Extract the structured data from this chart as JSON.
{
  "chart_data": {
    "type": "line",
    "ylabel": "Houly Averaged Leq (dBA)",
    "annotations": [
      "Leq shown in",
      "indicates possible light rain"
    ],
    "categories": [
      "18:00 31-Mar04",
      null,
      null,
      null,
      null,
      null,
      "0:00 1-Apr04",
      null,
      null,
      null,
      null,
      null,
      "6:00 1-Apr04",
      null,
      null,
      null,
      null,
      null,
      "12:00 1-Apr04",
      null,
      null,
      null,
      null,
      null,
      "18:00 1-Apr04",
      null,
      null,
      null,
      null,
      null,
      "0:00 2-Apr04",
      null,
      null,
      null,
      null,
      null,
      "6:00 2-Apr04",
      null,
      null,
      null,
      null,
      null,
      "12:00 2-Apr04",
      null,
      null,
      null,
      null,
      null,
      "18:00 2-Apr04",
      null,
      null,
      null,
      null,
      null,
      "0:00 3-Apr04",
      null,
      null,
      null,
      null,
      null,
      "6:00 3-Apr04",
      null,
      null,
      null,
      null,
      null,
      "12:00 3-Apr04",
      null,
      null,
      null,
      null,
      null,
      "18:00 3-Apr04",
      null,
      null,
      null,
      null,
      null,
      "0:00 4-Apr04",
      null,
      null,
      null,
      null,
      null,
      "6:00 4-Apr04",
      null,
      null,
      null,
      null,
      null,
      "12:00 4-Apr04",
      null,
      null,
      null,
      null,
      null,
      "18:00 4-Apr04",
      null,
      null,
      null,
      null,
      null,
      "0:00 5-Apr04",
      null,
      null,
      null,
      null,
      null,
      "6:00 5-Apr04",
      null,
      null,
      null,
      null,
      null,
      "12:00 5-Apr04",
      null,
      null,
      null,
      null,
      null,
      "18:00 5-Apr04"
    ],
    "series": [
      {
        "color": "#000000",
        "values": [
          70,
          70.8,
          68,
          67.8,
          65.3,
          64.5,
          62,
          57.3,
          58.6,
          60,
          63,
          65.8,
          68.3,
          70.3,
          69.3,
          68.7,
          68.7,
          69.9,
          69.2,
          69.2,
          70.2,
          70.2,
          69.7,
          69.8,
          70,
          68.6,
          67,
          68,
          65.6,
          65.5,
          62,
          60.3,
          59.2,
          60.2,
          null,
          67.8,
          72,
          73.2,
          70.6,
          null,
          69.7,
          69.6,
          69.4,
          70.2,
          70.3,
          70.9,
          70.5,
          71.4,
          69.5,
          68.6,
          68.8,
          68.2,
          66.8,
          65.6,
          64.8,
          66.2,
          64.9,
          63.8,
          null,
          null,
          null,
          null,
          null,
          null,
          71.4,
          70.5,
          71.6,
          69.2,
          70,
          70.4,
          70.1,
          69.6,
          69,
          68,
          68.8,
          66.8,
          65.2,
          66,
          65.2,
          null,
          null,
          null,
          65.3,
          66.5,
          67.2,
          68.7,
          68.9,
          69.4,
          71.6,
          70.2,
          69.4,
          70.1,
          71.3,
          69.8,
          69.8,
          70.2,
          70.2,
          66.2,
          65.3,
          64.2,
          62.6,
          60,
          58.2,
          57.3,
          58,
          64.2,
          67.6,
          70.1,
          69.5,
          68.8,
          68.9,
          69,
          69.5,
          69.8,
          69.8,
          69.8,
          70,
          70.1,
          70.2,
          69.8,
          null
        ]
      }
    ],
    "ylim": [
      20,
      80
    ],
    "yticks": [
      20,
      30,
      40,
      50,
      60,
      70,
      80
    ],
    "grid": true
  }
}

● Your instructions:
Give the records above again, word for word.

● Full answer:
Extract the structured data from this chart as JSON.
{
  "chart_data": {
    "type": "line",
    "ylabel": "Houly Averaged Leq (dBA)",
    "annotations": [
      "Leq shown in",
      "indicates possible light rain"
    ],
    "categories": [
      "18:00 31-Mar04",
      null,
      null,
      null,
      null,
      null,
      "0:00 1-Apr04",
      null,
      null,
      null,
      null,
      null,
      "6:00 1-Apr04",
      null,
      null,
      null,
      null,
      null,
      "12:00 1-Apr04",
      null,
      null,
      null,
      null,
      null,
      "18:00 1-Apr04",
      null,
      null,
      null,
      null,
      null,
      "0:00 2-Apr04",
      null,
      null,
      null,
      null,
      null,
      "6:00 2-Apr04",
      null,
      null,
      null,
      null,
      null,
      "12:00 2-Apr04",
      null,
      null,
      null,
      null,
      null,
      "18:00 2-Apr04",
      null,
      null,
      null,
      null,
      null,
      "0:00 3-Apr04",
      null,
      null,
      null,
      null,
      null,
      "6:00 3-Apr04",
      null,
      null,
      null,
      null,
      null,
      "12:00 3-Apr04",
      null,
      null,
      null,
      null,
      null,
      "18:00 3-Apr04",
      null,
      null,
      null,
      null,
      null,
      "0:00 4-Apr04",
      null,
      null,
      null,
      null,
      null,
      "6:00 4-Apr04",
      null,
      null,
      null,
      null,
      null,
      "12:00 4-Apr04",
      null,
      null,
      null,
      null,
      null,
      "18:00 4-Apr04",
      null,
      null,
      null,
      null,
      null,
      "0:00 5-Apr04",
      null,
      null,
      null,
      null,
      null,
      "6:00 5-Apr04",
      null,
      null,
      null,
      null,
      null,
      "12:00 5-Apr04",
      null,
      null,
      null,
      null,
      null,
      "18:00 5-Apr04"
    ],
    "series": [
      {
        "color": "#000000",
        "values": [
          70,
          70.8,
          68,
          67.8,
          65.3,
          64.5,
          62,
          57.3,
          58.6,
          60,
          63,
          65.8,
          68.3,
          70.3,
          69.3,
          68.7,
          68.7,
          69.9,
          69.2,
          69.2,
          70.2,
          70.2,
          69.7,
          69.8,
          70,
          68.6,
          67,
          68,
          65.6,
          65.5,
          62,
          60.3,
          59.2,
          60.2,
          null,
          67.8,
          72,
          73.2,
          70.6,
          null,
          69.7,
          69.6,
          69.4,
          70.2,
          70.3,
          70.9,
          70.5,
          71.4,
          69.5,
          68.6,
          68.8,
          68.2,
          66.8,
          65.6,
          64.8,
          66.2,
          64.9,
          63.8,
          null,
          null,
          null,
          null,
          null,
          null,
          71.4,
          70.5,
          71.6,
          69.2,
          70,
          70.4,
          70.1,
          69.6,
          69,
          68,
          68.8,
          66.8,
          65.2,
          66,
          65.2,
          null,
          null,
          null,
          65.3,
          66.5,
          67.2,
          68.7,
          68.9,
          69.4,
          71.6,
          70.2,
          69.4,
          70.1,
          71.3,
          69.8,
          69.8,
          70.2,
          70.2,
          66.2,
          65.3,
          64.2,
          62.6,
          60,
          58.2,
          57.3,
          58,
          64.2,
          67.6,
          70.1,
          69.5,
          68.8,
          68.9,
          69,
          69.5,
          69.8,
          69.8,
          69.8,
          70,
          70.1,
          70.2,
          69.8,
          null
        ]
      }
    ],
    "ylim": [
      20,
      80
    ],
    "yticks": [
      20,
      30,
      40,
      50,
      60,
      70,
      80
    ],
    "grid": true
  }
}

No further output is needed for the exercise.